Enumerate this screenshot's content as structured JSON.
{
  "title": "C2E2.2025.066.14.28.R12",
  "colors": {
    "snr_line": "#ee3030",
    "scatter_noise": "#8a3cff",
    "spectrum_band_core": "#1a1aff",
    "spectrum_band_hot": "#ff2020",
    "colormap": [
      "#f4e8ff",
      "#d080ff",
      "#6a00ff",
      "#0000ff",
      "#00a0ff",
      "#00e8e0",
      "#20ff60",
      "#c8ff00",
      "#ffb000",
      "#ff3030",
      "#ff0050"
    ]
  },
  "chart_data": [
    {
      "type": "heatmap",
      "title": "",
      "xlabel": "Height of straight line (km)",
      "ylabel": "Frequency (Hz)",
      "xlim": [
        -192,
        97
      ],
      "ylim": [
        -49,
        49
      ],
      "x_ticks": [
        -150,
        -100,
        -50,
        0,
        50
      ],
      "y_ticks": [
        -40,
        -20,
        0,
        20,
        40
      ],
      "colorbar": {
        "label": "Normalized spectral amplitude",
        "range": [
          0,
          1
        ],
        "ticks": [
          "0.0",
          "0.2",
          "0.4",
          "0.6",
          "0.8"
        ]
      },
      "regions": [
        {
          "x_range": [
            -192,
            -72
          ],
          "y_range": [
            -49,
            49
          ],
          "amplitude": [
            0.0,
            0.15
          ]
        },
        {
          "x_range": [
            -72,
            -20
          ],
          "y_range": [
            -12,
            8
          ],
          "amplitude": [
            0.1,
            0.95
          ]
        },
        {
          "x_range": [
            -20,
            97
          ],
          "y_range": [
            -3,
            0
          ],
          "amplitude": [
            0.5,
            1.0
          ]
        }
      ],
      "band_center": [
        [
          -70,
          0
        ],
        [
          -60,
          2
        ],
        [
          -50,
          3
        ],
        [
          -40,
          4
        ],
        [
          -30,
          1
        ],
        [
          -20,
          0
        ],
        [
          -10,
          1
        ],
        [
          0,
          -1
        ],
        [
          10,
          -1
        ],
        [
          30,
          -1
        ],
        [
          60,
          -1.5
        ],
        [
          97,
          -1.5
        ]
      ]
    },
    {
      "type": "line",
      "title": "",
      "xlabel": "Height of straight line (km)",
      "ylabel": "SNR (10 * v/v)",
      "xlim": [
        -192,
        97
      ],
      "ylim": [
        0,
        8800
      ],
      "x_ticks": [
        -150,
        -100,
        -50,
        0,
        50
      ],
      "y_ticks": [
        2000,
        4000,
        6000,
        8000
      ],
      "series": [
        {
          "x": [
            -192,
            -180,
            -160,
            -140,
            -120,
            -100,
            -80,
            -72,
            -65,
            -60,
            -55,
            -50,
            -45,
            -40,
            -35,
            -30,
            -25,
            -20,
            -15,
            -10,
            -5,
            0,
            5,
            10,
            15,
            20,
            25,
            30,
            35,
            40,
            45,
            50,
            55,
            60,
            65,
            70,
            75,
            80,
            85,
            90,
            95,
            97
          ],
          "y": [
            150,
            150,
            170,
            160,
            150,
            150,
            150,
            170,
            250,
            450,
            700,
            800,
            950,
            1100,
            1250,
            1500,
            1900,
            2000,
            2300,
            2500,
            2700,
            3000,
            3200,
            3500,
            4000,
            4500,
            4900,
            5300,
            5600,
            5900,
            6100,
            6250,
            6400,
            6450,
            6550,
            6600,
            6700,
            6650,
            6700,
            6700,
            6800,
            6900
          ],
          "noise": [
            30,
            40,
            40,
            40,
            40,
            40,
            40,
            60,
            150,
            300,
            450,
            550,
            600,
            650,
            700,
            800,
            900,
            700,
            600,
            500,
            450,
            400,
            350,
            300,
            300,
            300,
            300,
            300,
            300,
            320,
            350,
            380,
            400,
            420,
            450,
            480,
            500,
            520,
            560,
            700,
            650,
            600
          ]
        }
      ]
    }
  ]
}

#####

Recopy the entries above in their entirety, exactly.

Written solution.
Enumerate this screenshot's content as structured JSON.
{
  "title": "C2E2.2025.066.14.28.R12",
  "colors": {
    "snr_line": "#ee3030",
    "scatter_noise": "#8a3cff",
    "spectrum_band_core": "#1a1aff",
    "spectrum_band_hot": "#ff2020",
    "colormap": [
      "#f4e8ff",
      "#d080ff",
      "#6a00ff",
      "#0000ff",
      "#00a0ff",
      "#00e8e0",
      "#20ff60",
      "#c8ff00",
      "#ffb000",
      "#ff3030",
      "#ff0050"
    ]
  },
  "chart_data": [
    {
      "type": "heatmap",
      "title": "",
      "xlabel": "Height of straight line (km)",
      "ylabel": "Frequency (Hz)",
      "xlim": [
        -192,
        97
      ],
      "ylim": [
        -49,
        49
      ],
      "x_ticks": [
        -150,
        -100,
        -50,
        0,
        50
      ],
      "y_ticks": [
        -40,
        -20,
        0,
        20,
        40
      ],
      "colorbar": {
        "label": "Normalized spectral amplitude",
        "range": [
          0,
          1
        ],
        "ticks": [
          "0.0",
          "0.2",
          "0.4",
          "0.6",
          "0.8"
        ]
      },
      "regions": [
        {
          "x_range": [
            -192,
            -72
          ],
          "y_range": [
            -49,
            49
          ],
          "amplitude": [
            0.0,
            0.15
          ]
        },
        {
          "x_range": [
            -72,
            -20
          ],
          "y_range": [
            -12,
            8
          ],
          "amplitude": [
            0.1,
            0.95
          ]
        },
        {
          "x_range": [
            -20,
            97
          ],
          "y_range": [
            -3,
            0
          ],
          "amplitude": [
            0.5,
            1.0
          ]
        }
      ],
      "band_center": [
        [
          -70,
          0
        ],
        [
          -60,
          2
        ],
        [
          -50,
          3
        ],
        [
          -40,
          4
        ],
        [
          -30,
          1
        ],
        [
          -20,
          0
        ],
        [
          -10,
          1
        ],
        [
          0,
          -1
        ],
        [
          10,
          -1
        ],
        [
          30,
          -1
        ],
        [
          60,
          -1.5
        ],
        [
          97,
          -1.5
        ]
      ]
    },
    {
      "type": "line",
      "title": "",
      "xlabel": "Height of straight line (km)",
      "ylabel": "SNR (10 * v/v)",
      "xlim": [
        -192,
        97
      ],
      "ylim": [
        0,
        8800
      ],
      "x_ticks": [
        -150,
        -100,
        -50,
        0,
        50
      ],
      "y_ticks": [
        2000,
        4000,
        6000,
        8000
      ],
      "series": [
        {
          "x": [
            -192,
            -180,
            -160,
            -140,
            -120,
            -100,
            -80,
            -72,
            -65,
            -60,
            -55,
            -50,
            -45,
            -40,
            -35,
            -30,
            -25,
            -20,
            -15,
            -10,
            -5,
            0,
            5,
            10,
            15,
            20,
            25,
            30,
            35,
            40,
            45,
            50,
            55,
            60,
            65,
            70,
            75,
            80,
            85,
            90,
            95,
            97
          ],
          "y": [
            150,
            150,
            170,
            160,
            150,
            150,
            150,
            170,
            250,
            450,
            700,
            800,
            950,
            1100,
            1250,
            1500,
            1900,
            2000,
            2300,
            2500,
            2700,
            3000,
            3200,
            3500,
            4000,
            4500,
            4900,
            5300,
            5600,
            5900,
            6100,
            6250,
            6400,
            6450,
            6550,
            6600,
            6700,
            6650,
            6700,
            6700,
            6800,
            6900
          ],
          "noise": [
            30,
            40,
            40,
            40,
            40,
            40,
            40,
            60,
            150,
            300,
            450,
            550,
            600,
            650,
            700,
            800,
            900,
            700,
            600,
            500,
            450,
            400,
            350,
            300,
            300,
            300,
            300,
            300,
            300,
            320,
            350,
            380,
            400,
            420,
            450,
            480,
            500,
            520,
            560,
            700,
            650,
            600
          ]
        }
      ]
    }
  ]
}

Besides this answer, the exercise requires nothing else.